◆ EXERCISE GOAL:
Only the number is wanted: how many lines contain "Design"?

◆ PROVIDED ENTRIES:

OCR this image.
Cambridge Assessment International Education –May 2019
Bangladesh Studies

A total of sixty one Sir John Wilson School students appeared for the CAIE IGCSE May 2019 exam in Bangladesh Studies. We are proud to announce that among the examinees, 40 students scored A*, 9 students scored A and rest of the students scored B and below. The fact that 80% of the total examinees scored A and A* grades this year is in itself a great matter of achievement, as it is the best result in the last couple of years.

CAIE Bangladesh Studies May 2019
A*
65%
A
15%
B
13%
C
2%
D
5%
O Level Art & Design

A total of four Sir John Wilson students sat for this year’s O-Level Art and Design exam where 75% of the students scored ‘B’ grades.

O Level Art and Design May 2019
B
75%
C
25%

◆ ANSWER TO THE TASK:
3